---------- Given entries ----------
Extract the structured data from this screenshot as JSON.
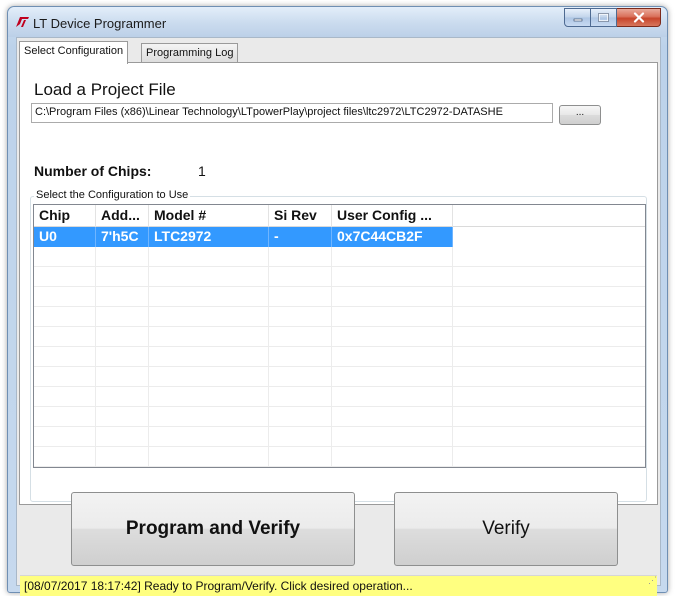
{
  "window": {
    "title": "LT Device Programmer",
    "app_icon": "lt-logo-icon",
    "controls": {
      "minimize_icon": "minimize-icon",
      "maximize_icon": "maximize-icon",
      "close_icon": "close-icon"
    }
  },
  "tabs": [
    {
      "label": "Select Configuration",
      "active": true
    },
    {
      "label": "Programming Log",
      "active": false
    }
  ],
  "load_section": {
    "heading": "Load a Project File",
    "path_value": "C:\\Program Files (x86)\\Linear Technology\\LTpowerPlay\\project files\\ltc2972\\LTC2972-DATASHE",
    "browse_label": "..."
  },
  "chips": {
    "label": "Number of Chips:",
    "value": "1"
  },
  "config_group": {
    "caption": "Select the Configuration to Use"
  },
  "grid": {
    "columns": [
      "Chip",
      "Add...",
      "Model #",
      "Si Rev",
      "User Config ..."
    ],
    "rows": [
      {
        "chip": "U0",
        "address": "7'h5C",
        "model": "LTC2972",
        "si_rev": "-",
        "user_config": "0x7C44CB2F",
        "selected": true
      }
    ]
  },
  "actions": {
    "program_verify_label": "Program and Verify",
    "verify_label": "Verify"
  },
  "status": {
    "text": "[08/07/2017 18:17:42] Ready to Program/Verify.  Click desired operation...",
    "color": "#ffff80"
  },
  "colors": {
    "selection": "#3399ff",
    "status_bg": "#ffff80",
    "close_button": "#c7452b"
  }
}
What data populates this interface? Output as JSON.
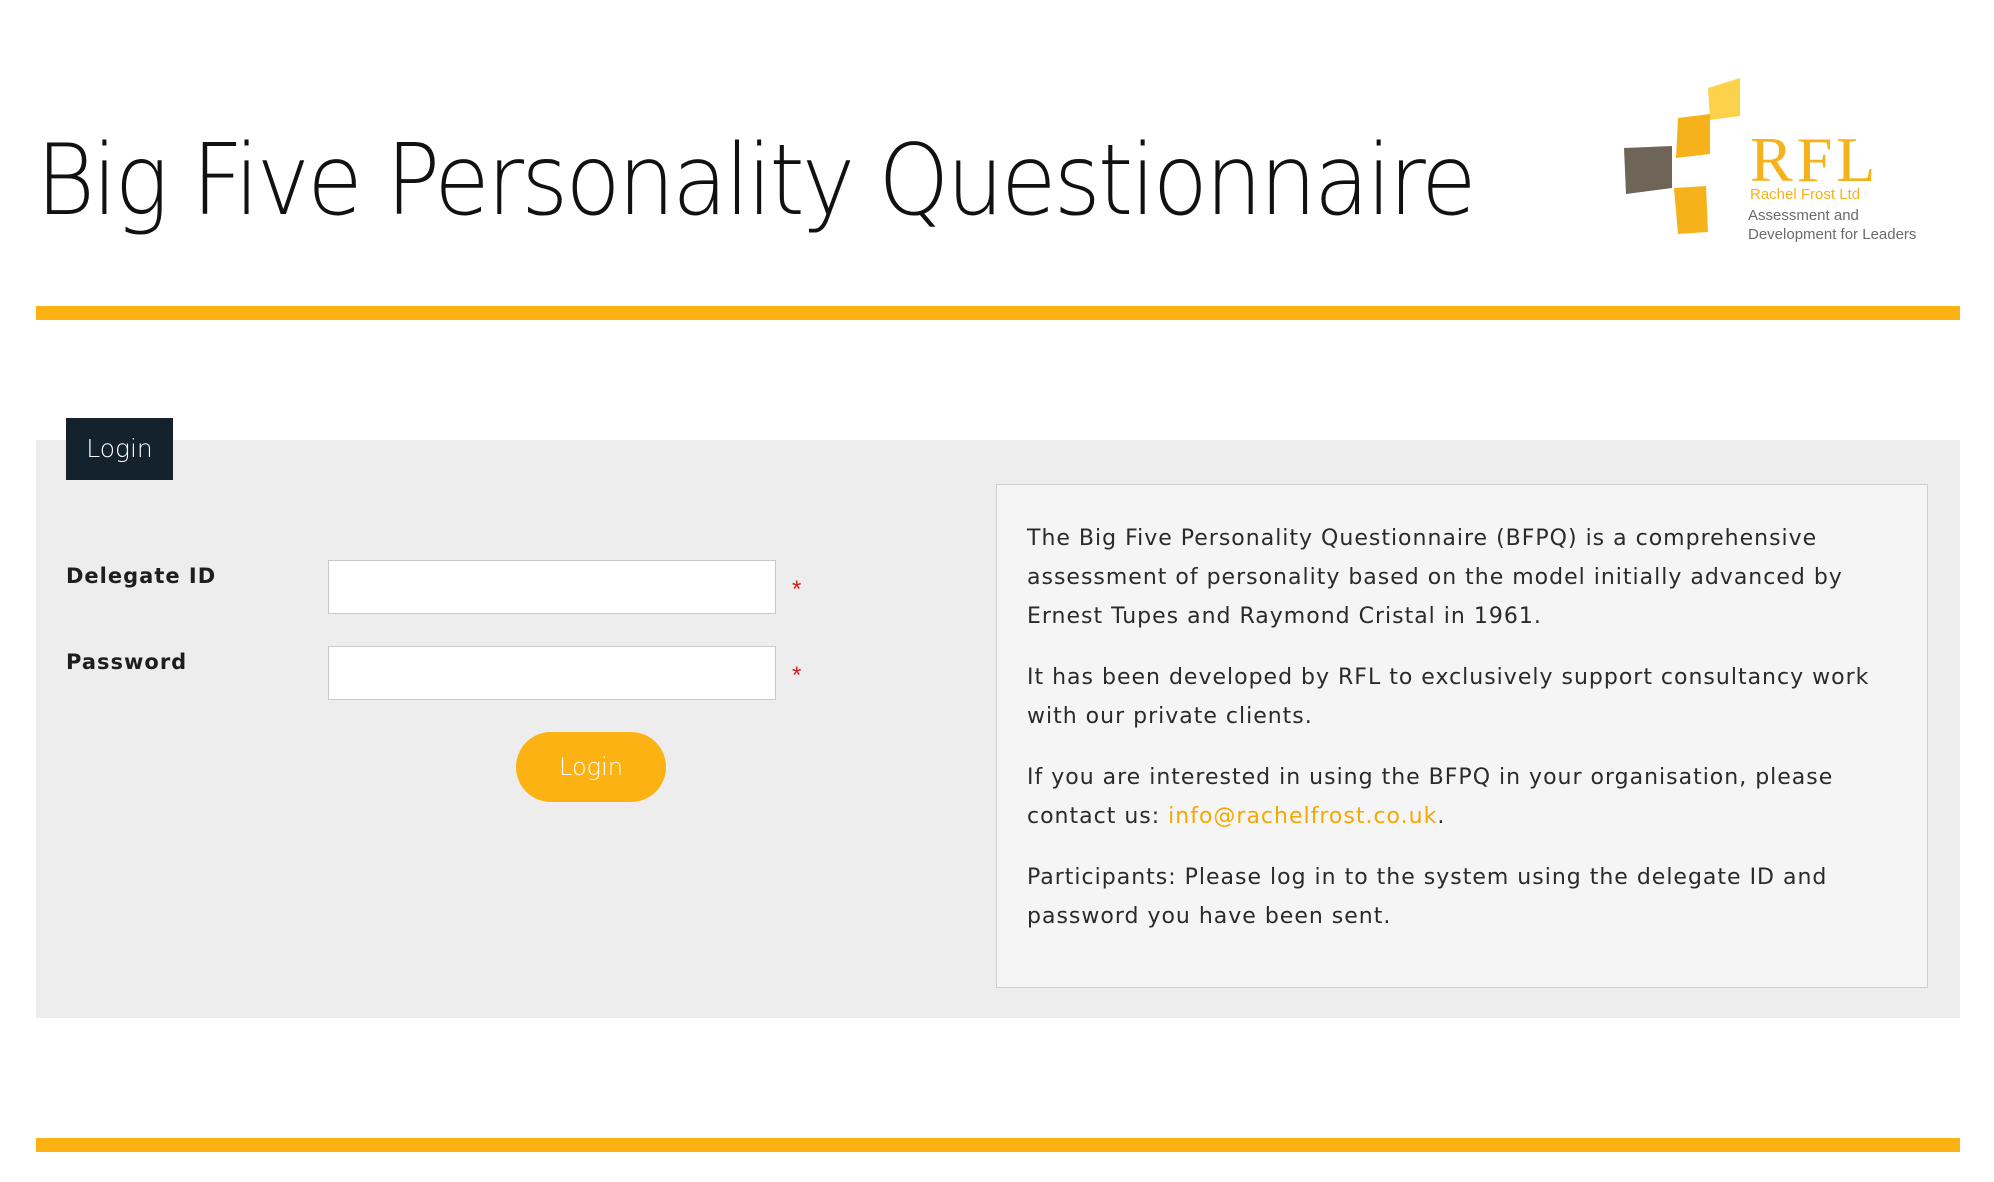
{
  "header": {
    "title": "Big Five Personality Questionnaire",
    "logo": {
      "mark": "RFL",
      "company": "Rachel Frost Ltd",
      "tagline": "Assessment and Development for Leaders"
    }
  },
  "login_panel": {
    "tab_label": "Login",
    "delegate_id": {
      "label": "Delegate ID",
      "value": "",
      "required_marker": "*"
    },
    "password": {
      "label": "Password",
      "value": "",
      "required_marker": "*"
    },
    "submit_label": "Login"
  },
  "info": {
    "p1": "The Big Five Personality Questionnaire (BFPQ) is a comprehensive assessment of personality based on the model initially advanced by Ernest Tupes and Raymond Cristal in 1961.",
    "p2": "It has been developed by RFL to exclusively support consultancy work with our private clients.",
    "p3_prefix": "If you are interested in using the BFPQ in your organisation, please contact us: ",
    "p3_email": "info@rachelfrost.co.uk",
    "p3_suffix": ".",
    "p4": "Participants: Please log in to the system using the delegate ID and password you have been sent."
  },
  "colors": {
    "accent": "#fbb212",
    "tab_bg": "#14222d",
    "panel_bg": "#ededed",
    "required": "#d21e1e"
  }
}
----------
### Stated problem
Transcribe each line above verbatim, with the pictures left out.

### Task output
Extract the structured data from this screenshot as JSON.
{
  "window": {
    "title": "LT Device Programmer",
    "app_icon": "lt-logo-icon",
    "controls": {
      "minimize_icon": "minimize-icon",
      "maximize_icon": "maximize-icon",
      "close_icon": "close-icon"
    }
  },
  "tabs": [
    {
      "label": "Select Configuration",
      "active": true
    },
    {
      "label": "Programming Log",
      "active": false
    }
  ],
  "load_section": {
    "heading": "Load a Project File",
    "path_value": "C:\\Program Files (x86)\\Linear Technology\\LTpowerPlay\\project files\\ltc2972\\LTC2972-DATASHE",
    "browse_label": "..."
  },
  "chips": {
    "label": "Number of Chips:",
    "value": "1"
  },
  "config_group": {
    "caption": "Select the Configuration to Use"
  },
  "grid": {
    "columns": [
      "Chip",
      "Add...",
      "Model #",
      "Si Rev",
      "User Config ..."
    ],
    "rows": [
      {
        "chip": "U0",
        "address": "7'h5C",
        "model": "LTC2972",
        "si_rev": "-",
        "user_config": "0x7C44CB2F",
        "selected": true
      }
    ]
  },
  "actions": {
    "program_verify_label": "Program and Verify",
    "verify_label": "Verify"
  },
  "status": {
    "text": "[08/07/2017 18:17:42] Ready to Program/Verify.  Click desired operation...",
    "color": "#ffff80"
  },
  "colors": {
    "selection": "#3399ff",
    "status_bg": "#ffff80",
    "close_button": "#c7452b"
  }
}
What data populates this interface? Output as JSON.
{
  "header": {
    "title": "Big Five Personality Questionnaire",
    "logo": {
      "mark": "RFL",
      "company": "Rachel Frost Ltd",
      "tagline": "Assessment and Development for Leaders"
    }
  },
  "login_panel": {
    "tab_label": "Login",
    "delegate_id": {
      "label": "Delegate ID",
      "value": "",
      "required_marker": "*"
    },
    "password": {
      "label": "Password",
      "value": "",
      "required_marker": "*"
    },
    "submit_label": "Login"
  },
  "info": {
    "p1": "The Big Five Personality Questionnaire (BFPQ) is a comprehensive assessment of personality based on the model initially advanced by Ernest Tupes and Raymond Cristal in 1961.",
    "p2": "It has been developed by RFL to exclusively support consultancy work with our private clients.",
    "p3_prefix": "If you are interested in using the BFPQ in your organisation, please contact us: ",
    "p3_email": "info@rachelfrost.co.uk",
    "p3_suffix": ".",
    "p4": "Participants: Please log in to the system using the delegate ID and password you have been sent."
  },
  "colors": {
    "accent": "#fbb212",
    "tab_bg": "#14222d",
    "panel_bg": "#ededed",
    "required": "#d21e1e"
  }
}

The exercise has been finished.